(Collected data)
— START —
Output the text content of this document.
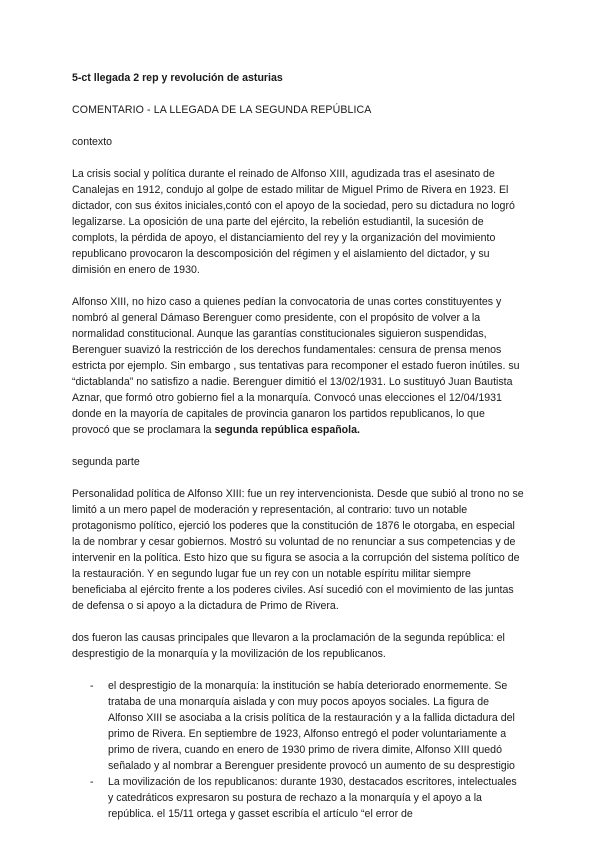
5-ct llegada 2 rep y revolución de asturias
COMENTARIO - LA LLEGADA DE LA SEGUNDA REPÚBLICA
contexto

La crisis social y política durante el reinado de Alfonso XIII, agudizada tras el asesinato de Canalejas en 1912, condujo al golpe de estado militar de Miguel Primo de Rivera en 1923. El dictador, con sus éxitos iniciales,contó con el apoyo de la sociedad, pero su dictadura no logró legalizarse. La oposición de una parte del ejército, la rebelión estudiantil, la sucesión de complots, la pérdida de apoyo, el distanciamiento del rey y la organización del movimiento republicano provocaron la descomposición del régimen y el aislamiento del dictador, y su dimisión en enero de 1930.

Alfonso XIII, no hizo caso a quienes pedían la convocatoria de unas cortes constituyentes y nombró al general Dámaso Berenguer como presidente, con el propósito de volver a la normalidad constitucional. Aunque las garantías constitucionales siguieron suspendidas, Berenguer suavizó la restricción de los derechos fundamentales: censura de prensa menos estricta por ejemplo. Sin embargo , sus tentativas para recomponer el estado fueron inútiles. su “dictablanda” no satisfizo a nadie. Berenguer dimitió el 13/02/1931. Lo sustituyó Juan Bautista Aznar, que formó otro gobierno fiel a la monarquía. Convocó unas elecciones el 12/04/1931 donde en la mayoría de capitales de provincia ganaron los partidos republicanos, lo que provocó que se proclamara la segunda república española.

segunda parte

Personalidad política de Alfonso XIII: fue un rey intervencionista. Desde que subió al trono no se limitó a un mero papel de moderación y representación, al contrario: tuvo un notable protagonismo político, ejerció los poderes que la constitución de 1876 le otorgaba, en especial la de nombrar y cesar gobiernos. Mostró su voluntad de no renunciar a sus competencias y de intervenir en la política. Esto hizo que su figura se asocia a la corrupción del sistema político de la restauración. Y en segundo lugar fue un rey con un notable espíritu militar siempre beneficiaba al ejército frente a los poderes civiles. Así sucedió con el movimiento de las juntas de defensa o si apoyo a la dictadura de Primo de Rivera.

dos fueron las causas principales que llevaron a la proclamación de la segunda república: el desprestigio de la monarquía y la movilización de los republicanos.

- el desprestigio de la monarquía: la institución se había deteriorado enormemente. Se trataba de una monarquía aislada y con muy pocos apoyos sociales. La figura de Alfonso XIII se asociaba a la crisis política de la restauración y a la fallida dictadura del primo de Rivera. En septiembre de 1923, Alfonso entregó el poder voluntariamente a primo de rivera, cuando en enero de 1930 primo de rivera dimite, Alfonso XIII quedó señalado y al nombrar a Berenguer presidente provocó un aumento de su desprestigio
- La movilización de los republicanos: durante 1930, destacados escritores, intelectuales y catedráticos expresaron su postura de rechazo a la monarquía y el apoyo a la república. el 15/11 ortega y gasset escribía el artículo “el error de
— END —
Count how many lines above contain the word "desprestigio". Reply with the number alone.

2